Written task >>
In the listing below, locate the lines that hold "oilada" and copy them.
---------- Supplied data ----------
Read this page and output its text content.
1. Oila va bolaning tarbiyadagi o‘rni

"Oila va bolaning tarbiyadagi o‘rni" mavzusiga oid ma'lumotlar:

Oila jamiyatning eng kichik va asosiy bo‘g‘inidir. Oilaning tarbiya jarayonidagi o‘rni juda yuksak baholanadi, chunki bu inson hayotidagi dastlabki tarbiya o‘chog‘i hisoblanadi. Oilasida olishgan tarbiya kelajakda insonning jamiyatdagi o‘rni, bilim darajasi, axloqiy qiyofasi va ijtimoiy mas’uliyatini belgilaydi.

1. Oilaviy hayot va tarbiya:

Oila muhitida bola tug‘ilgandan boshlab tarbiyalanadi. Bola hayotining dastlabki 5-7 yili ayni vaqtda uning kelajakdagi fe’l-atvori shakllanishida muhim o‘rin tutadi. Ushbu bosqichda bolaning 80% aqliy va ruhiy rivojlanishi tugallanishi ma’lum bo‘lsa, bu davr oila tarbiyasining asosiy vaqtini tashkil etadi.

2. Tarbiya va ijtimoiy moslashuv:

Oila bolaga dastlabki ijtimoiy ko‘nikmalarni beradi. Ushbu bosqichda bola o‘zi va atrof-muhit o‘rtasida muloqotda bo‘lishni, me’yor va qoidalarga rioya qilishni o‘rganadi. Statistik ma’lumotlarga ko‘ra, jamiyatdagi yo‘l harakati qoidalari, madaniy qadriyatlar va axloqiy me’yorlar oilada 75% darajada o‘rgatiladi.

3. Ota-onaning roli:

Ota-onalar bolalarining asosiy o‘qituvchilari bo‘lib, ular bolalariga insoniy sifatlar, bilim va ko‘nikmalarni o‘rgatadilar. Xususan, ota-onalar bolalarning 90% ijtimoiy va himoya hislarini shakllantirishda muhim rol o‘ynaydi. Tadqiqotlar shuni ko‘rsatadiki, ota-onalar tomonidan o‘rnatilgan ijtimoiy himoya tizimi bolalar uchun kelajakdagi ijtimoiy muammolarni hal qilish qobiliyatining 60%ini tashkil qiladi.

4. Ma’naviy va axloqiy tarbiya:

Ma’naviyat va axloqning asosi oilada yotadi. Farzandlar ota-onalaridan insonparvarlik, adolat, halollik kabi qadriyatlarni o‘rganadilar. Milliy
----------
Exercise result >>
Oila bolaga dastlabki ijtimoiy ko‘nikmalarni beradi. Ushbu bosqichda bola o‘zi va atrof-muhit o‘rtasida muloqotda bo‘lishni, me’yor va qoidalarga rioya qilishni o‘rganadi. Statistik ma’lumotlarga ko‘ra, jamiyatdagi yo‘l harakati qoidalari, madaniy qadriyatlar va axloqiy me’yorlar oilada 75% darajada o‘rgatiladi.
Ma’naviyat va axloqning asosi oilada yotadi. Farzandlar ota-onalaridan insonparvarlik, adolat, halollik kabi qadriyatlarni o‘rganadilar. Milliy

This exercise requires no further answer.